## Task
Spot each line in the records below where the word "index" occurs, then copy it.

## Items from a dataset
════════════════════

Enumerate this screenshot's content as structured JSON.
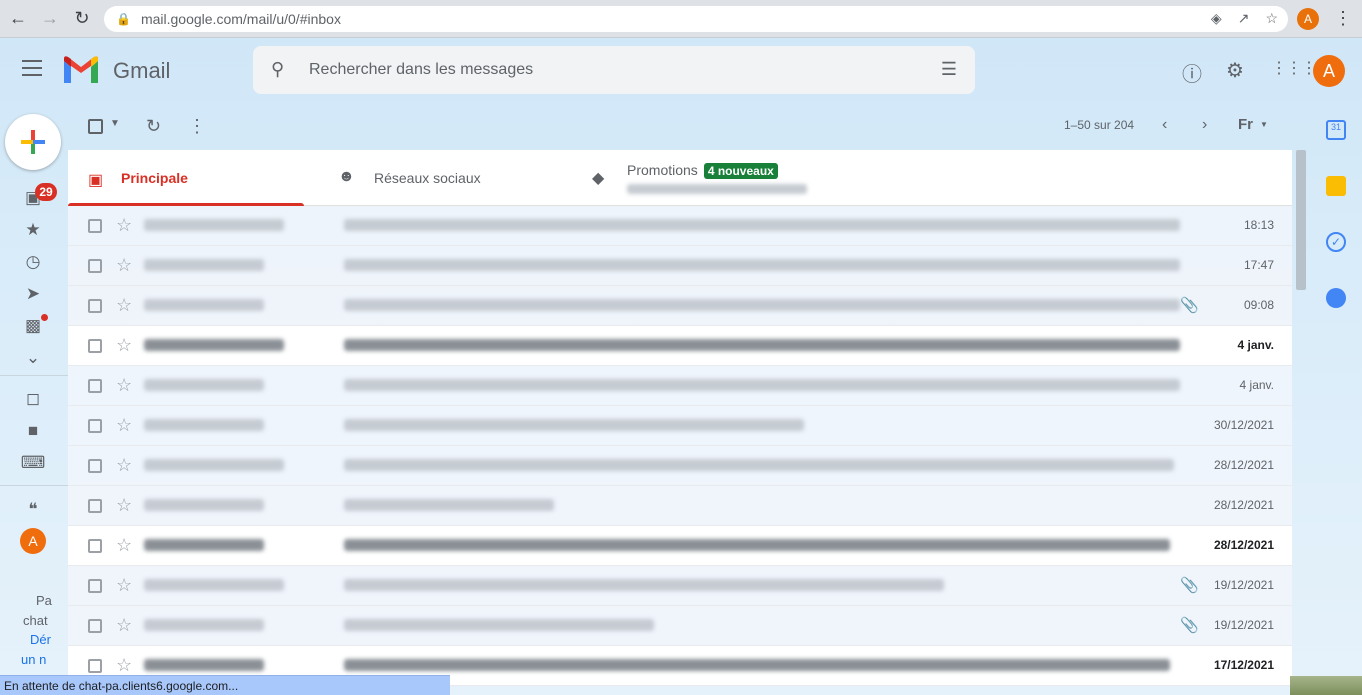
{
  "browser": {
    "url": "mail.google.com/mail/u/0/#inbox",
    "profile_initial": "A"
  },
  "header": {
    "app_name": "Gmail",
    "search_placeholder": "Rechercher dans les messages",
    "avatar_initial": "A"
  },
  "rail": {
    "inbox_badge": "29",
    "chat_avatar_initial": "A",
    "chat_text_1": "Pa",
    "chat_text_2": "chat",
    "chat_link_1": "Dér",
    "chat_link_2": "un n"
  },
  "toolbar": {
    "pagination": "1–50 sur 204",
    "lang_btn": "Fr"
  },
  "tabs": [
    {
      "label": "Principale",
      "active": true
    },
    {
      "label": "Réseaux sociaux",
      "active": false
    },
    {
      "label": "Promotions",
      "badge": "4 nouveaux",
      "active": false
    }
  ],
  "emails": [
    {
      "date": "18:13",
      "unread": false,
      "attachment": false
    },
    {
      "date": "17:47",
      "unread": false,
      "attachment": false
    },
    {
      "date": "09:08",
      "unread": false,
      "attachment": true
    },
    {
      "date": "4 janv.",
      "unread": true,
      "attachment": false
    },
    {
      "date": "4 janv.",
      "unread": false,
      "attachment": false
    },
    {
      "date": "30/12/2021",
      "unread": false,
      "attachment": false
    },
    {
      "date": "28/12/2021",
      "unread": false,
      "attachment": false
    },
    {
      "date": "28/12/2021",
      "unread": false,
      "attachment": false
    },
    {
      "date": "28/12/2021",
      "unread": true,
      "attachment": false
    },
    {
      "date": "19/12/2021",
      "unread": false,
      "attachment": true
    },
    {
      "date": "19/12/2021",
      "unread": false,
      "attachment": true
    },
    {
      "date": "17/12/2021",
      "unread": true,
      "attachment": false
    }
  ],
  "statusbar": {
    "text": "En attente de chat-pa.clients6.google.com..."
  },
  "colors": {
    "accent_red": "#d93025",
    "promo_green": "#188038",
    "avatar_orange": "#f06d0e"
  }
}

════════════════════

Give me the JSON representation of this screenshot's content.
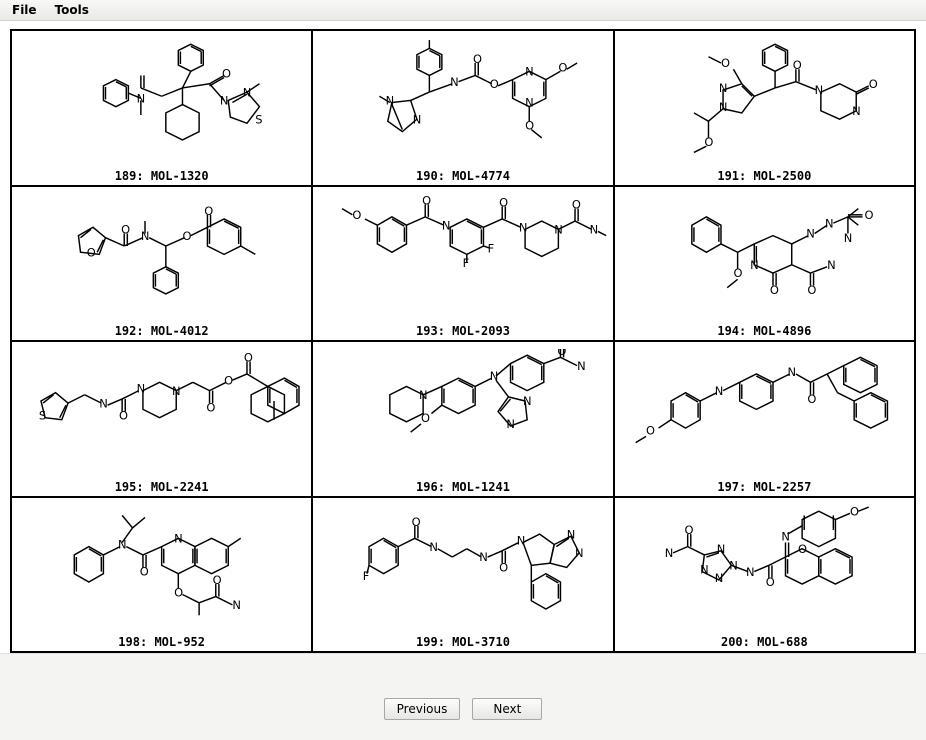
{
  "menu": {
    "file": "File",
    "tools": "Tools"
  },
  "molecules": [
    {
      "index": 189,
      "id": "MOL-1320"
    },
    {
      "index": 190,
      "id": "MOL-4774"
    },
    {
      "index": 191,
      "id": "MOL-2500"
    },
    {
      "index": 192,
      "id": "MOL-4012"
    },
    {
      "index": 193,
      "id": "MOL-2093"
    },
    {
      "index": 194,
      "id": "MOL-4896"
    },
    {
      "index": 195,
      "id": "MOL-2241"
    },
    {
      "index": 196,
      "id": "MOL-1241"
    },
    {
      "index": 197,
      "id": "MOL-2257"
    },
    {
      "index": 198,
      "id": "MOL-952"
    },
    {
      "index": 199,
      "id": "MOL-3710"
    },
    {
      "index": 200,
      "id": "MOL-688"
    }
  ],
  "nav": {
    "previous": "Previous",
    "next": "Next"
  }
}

════════════════════

## Written response
      "index": 189,
      "index": 190,
      "index": 191,
      "index": 192,
      "index": 193,
      "index": 194,
      "index": 195,
      "index": 196,
      "index": 197,
      "index": 198,
      "index": 199,
      "index": 200,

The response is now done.